Records to process —

********

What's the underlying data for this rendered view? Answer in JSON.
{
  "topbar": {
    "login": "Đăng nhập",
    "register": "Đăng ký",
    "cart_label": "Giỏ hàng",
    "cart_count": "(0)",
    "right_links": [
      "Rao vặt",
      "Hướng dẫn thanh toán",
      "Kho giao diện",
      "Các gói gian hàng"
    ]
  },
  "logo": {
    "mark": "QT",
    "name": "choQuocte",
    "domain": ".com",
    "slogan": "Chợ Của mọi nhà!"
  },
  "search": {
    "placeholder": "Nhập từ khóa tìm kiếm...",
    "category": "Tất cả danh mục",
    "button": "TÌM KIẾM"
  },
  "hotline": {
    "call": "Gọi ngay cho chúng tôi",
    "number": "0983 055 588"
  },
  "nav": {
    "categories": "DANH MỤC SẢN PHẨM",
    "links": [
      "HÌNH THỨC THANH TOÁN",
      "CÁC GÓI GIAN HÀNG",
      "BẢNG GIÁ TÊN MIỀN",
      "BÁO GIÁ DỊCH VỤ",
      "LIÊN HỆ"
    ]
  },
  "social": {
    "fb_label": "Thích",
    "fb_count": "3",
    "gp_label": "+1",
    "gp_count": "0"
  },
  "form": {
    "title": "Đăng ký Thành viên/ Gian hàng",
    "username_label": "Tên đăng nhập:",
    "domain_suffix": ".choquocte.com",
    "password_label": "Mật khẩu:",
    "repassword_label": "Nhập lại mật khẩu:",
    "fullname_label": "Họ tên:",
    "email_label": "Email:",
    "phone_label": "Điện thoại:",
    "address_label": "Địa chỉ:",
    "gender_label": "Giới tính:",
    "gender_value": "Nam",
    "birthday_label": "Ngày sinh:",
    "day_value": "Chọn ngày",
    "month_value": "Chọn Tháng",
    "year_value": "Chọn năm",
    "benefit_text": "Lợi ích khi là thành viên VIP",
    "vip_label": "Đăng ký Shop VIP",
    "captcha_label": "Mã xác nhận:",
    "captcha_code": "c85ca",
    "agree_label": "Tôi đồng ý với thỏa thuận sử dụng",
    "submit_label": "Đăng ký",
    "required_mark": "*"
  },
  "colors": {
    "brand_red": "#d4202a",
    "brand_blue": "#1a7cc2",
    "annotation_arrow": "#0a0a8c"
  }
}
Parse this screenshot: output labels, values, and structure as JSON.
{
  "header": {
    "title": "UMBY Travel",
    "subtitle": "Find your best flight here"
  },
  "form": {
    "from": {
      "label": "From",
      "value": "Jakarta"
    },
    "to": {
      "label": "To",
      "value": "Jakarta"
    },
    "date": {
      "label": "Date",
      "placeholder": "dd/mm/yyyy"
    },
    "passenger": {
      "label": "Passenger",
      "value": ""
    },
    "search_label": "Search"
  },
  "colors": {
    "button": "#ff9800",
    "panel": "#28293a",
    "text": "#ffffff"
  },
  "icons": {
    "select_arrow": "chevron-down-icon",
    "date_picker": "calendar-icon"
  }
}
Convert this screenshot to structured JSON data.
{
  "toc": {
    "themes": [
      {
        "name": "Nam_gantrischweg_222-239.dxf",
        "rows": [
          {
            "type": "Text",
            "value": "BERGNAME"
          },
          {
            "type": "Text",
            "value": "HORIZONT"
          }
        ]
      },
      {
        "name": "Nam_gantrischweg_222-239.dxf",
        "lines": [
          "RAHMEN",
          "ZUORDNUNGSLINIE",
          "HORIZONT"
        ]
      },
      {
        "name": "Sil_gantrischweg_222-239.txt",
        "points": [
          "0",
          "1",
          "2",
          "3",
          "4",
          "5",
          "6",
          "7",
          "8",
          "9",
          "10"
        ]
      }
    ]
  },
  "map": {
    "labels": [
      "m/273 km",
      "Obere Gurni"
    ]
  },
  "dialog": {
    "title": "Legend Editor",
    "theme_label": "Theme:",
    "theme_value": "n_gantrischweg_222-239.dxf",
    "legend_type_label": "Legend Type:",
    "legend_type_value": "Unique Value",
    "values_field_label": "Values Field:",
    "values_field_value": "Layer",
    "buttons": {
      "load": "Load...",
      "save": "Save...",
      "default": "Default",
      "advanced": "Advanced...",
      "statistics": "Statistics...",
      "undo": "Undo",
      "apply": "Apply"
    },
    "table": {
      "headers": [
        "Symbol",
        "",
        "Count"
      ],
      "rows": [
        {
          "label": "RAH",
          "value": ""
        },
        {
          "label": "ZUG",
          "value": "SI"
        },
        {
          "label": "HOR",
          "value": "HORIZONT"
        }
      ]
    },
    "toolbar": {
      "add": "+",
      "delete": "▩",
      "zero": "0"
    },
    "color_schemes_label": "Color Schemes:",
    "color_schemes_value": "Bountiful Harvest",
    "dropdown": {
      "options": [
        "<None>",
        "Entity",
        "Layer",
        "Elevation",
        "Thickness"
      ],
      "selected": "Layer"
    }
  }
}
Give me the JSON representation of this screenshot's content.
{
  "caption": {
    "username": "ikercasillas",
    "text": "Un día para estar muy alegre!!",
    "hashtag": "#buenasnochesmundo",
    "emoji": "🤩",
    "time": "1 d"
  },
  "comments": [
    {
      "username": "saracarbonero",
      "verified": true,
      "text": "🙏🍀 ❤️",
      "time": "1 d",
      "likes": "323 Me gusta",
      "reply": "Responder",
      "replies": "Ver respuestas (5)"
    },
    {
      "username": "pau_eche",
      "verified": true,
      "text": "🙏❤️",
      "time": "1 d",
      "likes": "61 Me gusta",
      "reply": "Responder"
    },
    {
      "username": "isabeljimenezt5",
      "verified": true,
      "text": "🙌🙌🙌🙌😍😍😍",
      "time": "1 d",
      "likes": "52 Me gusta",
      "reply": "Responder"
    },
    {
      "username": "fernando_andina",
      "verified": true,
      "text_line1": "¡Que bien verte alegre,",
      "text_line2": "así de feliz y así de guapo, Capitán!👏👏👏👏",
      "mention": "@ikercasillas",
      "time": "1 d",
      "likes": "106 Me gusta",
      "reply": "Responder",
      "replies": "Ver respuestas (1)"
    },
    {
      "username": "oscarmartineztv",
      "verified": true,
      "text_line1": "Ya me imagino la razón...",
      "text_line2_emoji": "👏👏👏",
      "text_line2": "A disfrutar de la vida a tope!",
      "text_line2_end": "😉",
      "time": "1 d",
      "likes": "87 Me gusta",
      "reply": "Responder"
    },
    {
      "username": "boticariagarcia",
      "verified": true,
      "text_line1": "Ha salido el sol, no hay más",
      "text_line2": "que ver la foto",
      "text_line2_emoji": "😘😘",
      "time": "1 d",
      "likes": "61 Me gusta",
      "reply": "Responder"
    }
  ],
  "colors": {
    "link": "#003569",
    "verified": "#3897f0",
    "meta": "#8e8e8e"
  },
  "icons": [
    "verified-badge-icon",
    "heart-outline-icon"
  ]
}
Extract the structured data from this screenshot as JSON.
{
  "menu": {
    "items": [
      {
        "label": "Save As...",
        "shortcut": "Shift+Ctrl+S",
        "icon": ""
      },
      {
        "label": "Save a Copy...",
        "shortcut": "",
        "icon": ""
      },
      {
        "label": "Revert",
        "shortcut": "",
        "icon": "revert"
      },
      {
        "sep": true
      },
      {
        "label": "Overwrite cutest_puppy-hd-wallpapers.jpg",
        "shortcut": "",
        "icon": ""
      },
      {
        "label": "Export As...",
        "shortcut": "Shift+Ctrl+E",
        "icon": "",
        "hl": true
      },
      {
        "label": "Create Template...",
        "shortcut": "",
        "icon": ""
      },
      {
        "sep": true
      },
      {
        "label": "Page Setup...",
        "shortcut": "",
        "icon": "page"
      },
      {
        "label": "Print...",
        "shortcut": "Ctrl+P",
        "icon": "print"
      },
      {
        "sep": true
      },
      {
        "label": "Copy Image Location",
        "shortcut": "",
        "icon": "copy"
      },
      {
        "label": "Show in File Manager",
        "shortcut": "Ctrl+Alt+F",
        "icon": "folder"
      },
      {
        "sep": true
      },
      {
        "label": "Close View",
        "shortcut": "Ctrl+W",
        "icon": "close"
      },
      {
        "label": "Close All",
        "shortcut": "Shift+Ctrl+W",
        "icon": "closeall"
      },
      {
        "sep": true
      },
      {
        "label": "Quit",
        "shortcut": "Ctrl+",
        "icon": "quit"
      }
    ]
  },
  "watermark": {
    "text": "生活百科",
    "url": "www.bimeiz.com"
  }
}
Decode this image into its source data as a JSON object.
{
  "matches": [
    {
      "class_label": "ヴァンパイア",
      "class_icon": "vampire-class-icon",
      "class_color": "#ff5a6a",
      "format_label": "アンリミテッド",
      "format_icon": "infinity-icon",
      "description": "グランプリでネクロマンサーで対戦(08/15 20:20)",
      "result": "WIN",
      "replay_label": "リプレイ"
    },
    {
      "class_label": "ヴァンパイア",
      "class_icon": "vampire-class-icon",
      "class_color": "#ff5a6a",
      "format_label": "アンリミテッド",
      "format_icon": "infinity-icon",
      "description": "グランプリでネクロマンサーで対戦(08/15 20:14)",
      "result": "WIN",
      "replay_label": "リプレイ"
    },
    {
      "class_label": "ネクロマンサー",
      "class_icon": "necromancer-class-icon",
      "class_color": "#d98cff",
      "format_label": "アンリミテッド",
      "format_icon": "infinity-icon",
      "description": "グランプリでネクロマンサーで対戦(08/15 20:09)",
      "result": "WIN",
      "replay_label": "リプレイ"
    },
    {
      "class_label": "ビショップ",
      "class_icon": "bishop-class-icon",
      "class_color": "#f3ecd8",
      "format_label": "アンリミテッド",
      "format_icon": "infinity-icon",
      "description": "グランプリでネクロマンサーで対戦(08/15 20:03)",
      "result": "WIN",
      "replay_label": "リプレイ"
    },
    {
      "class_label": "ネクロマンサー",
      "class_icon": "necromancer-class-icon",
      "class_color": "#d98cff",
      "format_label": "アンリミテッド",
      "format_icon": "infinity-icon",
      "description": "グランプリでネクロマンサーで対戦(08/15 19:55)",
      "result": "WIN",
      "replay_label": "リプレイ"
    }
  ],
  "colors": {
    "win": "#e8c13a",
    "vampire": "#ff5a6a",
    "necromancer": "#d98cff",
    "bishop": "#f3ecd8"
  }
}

********

Written request — Copy out every line of the material above that mentions the word "HORIZONT".

Result of the exercise —
            "value": "HORIZONT"
          "HORIZONT"
          "value": "HORIZONT"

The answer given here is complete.